## Begin Listed entries
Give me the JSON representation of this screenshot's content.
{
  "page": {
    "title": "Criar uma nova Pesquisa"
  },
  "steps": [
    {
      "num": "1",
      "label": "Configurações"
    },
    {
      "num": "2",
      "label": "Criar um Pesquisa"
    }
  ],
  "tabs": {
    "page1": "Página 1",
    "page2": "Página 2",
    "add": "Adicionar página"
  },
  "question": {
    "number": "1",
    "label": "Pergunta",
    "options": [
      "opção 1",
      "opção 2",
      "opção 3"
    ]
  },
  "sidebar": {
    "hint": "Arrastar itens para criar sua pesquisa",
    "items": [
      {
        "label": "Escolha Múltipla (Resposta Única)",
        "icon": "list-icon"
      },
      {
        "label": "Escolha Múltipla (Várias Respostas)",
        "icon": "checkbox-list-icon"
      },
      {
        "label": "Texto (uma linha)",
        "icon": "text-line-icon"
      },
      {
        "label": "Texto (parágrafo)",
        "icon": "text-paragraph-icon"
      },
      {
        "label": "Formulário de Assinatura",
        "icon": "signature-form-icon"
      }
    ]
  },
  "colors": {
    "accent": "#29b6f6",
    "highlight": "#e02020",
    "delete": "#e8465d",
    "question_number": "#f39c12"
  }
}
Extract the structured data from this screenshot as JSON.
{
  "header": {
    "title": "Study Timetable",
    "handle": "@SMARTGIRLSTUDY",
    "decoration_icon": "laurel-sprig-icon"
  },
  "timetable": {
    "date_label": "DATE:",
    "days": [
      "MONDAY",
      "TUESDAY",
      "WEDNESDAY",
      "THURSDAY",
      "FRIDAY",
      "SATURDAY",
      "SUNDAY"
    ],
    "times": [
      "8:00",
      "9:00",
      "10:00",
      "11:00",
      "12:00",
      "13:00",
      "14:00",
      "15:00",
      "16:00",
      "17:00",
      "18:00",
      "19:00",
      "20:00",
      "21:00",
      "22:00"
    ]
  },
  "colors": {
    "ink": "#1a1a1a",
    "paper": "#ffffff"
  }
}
## End Listed entries
Each entry above is to be quoted exactly.

Give me the JSON representation of this screenshot's content.
{
  "page": {
    "title": "Criar uma nova Pesquisa"
  },
  "steps": [
    {
      "num": "1",
      "label": "Configurações"
    },
    {
      "num": "2",
      "label": "Criar um Pesquisa"
    }
  ],
  "tabs": {
    "page1": "Página 1",
    "page2": "Página 2",
    "add": "Adicionar página"
  },
  "question": {
    "number": "1",
    "label": "Pergunta",
    "options": [
      "opção 1",
      "opção 2",
      "opção 3"
    ]
  },
  "sidebar": {
    "hint": "Arrastar itens para criar sua pesquisa",
    "items": [
      {
        "label": "Escolha Múltipla (Resposta Única)",
        "icon": "list-icon"
      },
      {
        "label": "Escolha Múltipla (Várias Respostas)",
        "icon": "checkbox-list-icon"
      },
      {
        "label": "Texto (uma linha)",
        "icon": "text-line-icon"
      },
      {
        "label": "Texto (parágrafo)",
        "icon": "text-paragraph-icon"
      },
      {
        "label": "Formulário de Assinatura",
        "icon": "signature-form-icon"
      }
    ]
  },
  "colors": {
    "accent": "#29b6f6",
    "highlight": "#e02020",
    "delete": "#e8465d",
    "question_number": "#f39c12"
  }
}
Extract the structured data from this screenshot as JSON.
{
  "header": {
    "title": "Study Timetable",
    "handle": "@SMARTGIRLSTUDY",
    "decoration_icon": "laurel-sprig-icon"
  },
  "timetable": {
    "date_label": "DATE:",
    "days": [
      "MONDAY",
      "TUESDAY",
      "WEDNESDAY",
      "THURSDAY",
      "FRIDAY",
      "SATURDAY",
      "SUNDAY"
    ],
    "times": [
      "8:00",
      "9:00",
      "10:00",
      "11:00",
      "12:00",
      "13:00",
      "14:00",
      "15:00",
      "16:00",
      "17:00",
      "18:00",
      "19:00",
      "20:00",
      "21:00",
      "22:00"
    ]
  },
  "colors": {
    "ink": "#1a1a1a",
    "paper": "#ffffff"
  }
}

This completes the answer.